# [TASK]
Can you reproduce, word for word, the part of the article on England's bowling choice for the third Test starting with "England want extra" and going on through "in the side."?

England are set to make the shock decision to select Mark Wood over Jofra Archer for the third Test against South Africa, starting on Thursday.
England want extra pace on the traditionally slow St George's Park pitch, and while Archer has been showing something of his form of last summer in the nets, Wood has been replicating a human catapult in doing everything asked of him and more. And that has propelled the Durham fast bowler, who turned 30 last week, ahead of Archer in the race to replace the injured James Anderson in the side.
England are set to pick Mark Wood ahead of Jofra Archer for the third Test against South Africa.Credit:Getty Images
The likely selection will be a blow to Archer, who has struggled this winter after an electrifying start to his England Test career in last summer's Ashes. The 24-year-old took two for 207 in two Tests against New Zealand and, although he took six wickets in the opening Test against South Africa at Centurion, they were expensive and also came at the cost of an injured right elbow, which ruled him out of the win in Cape Town.

# [SOURCE MATERIAL]
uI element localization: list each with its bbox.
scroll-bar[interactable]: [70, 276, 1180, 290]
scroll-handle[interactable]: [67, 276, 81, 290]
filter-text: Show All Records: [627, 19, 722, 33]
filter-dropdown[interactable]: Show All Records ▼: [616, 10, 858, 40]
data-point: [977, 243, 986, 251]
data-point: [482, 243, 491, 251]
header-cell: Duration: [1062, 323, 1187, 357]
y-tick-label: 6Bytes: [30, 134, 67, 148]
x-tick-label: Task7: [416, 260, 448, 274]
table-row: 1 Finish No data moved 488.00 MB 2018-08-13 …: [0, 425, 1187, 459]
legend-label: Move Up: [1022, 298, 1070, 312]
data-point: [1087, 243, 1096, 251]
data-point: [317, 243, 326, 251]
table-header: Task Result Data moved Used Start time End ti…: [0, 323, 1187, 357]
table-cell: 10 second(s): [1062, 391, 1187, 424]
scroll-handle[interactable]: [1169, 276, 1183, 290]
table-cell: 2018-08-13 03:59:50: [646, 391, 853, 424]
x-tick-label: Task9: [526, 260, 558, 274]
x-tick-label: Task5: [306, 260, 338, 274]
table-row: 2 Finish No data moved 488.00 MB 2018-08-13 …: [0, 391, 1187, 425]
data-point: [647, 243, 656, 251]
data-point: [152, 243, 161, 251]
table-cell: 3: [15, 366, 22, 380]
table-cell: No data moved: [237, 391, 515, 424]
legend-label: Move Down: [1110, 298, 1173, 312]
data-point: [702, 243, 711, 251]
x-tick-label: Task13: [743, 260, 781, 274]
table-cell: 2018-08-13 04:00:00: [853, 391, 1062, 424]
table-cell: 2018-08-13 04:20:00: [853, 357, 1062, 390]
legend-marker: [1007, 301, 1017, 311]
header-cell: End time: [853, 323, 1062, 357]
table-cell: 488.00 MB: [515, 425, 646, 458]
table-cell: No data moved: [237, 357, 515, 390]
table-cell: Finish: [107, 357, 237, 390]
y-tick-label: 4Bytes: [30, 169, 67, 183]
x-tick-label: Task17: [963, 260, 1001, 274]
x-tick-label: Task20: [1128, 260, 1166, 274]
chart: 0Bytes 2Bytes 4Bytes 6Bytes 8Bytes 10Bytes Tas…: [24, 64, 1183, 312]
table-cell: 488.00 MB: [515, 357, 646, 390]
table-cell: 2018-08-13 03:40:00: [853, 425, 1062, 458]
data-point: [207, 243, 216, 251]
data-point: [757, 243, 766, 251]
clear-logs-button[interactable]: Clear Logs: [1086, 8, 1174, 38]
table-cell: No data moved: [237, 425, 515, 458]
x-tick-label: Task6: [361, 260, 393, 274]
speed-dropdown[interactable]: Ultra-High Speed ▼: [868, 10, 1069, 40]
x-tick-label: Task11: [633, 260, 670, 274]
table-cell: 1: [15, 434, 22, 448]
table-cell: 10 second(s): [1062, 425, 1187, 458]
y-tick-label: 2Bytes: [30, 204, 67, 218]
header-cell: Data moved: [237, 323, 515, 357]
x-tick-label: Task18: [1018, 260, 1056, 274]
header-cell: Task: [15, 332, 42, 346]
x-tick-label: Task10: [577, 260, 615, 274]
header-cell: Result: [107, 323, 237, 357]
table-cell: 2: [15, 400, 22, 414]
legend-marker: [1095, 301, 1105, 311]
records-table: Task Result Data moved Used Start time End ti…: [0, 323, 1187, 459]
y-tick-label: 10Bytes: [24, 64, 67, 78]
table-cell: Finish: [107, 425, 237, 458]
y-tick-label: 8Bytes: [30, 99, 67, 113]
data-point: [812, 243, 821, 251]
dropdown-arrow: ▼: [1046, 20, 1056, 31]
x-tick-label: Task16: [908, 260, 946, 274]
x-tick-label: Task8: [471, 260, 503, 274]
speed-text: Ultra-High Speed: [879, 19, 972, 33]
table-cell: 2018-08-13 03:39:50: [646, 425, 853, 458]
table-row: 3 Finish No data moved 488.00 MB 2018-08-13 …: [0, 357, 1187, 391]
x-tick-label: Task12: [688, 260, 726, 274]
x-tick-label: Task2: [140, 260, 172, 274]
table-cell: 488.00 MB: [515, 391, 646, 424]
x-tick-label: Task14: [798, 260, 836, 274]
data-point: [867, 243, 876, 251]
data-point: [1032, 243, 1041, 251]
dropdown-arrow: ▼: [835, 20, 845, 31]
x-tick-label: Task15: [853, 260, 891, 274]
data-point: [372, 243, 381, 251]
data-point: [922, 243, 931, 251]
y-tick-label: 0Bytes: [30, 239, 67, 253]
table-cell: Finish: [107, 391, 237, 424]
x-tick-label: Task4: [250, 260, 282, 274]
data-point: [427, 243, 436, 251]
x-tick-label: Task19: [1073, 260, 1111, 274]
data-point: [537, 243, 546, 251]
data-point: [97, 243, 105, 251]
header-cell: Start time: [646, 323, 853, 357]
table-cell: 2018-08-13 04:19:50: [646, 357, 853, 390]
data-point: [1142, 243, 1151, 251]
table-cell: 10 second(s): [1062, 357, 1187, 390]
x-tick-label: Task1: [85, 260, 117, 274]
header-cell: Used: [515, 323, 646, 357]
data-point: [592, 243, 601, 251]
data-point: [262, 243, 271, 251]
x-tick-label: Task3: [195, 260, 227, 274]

# [EXERCISE SOLUTION]
England want extra pace on the traditionally slow St George's Park pitch, and while Archer has been showing something of his form of last summer in the nets, Wood has been replicating a human catapult in doing everything asked of him and more. And that has propelled the Durham fast bowler, who turned 30 last week, ahead of Archer in the race to replace the injured James Anderson in the side.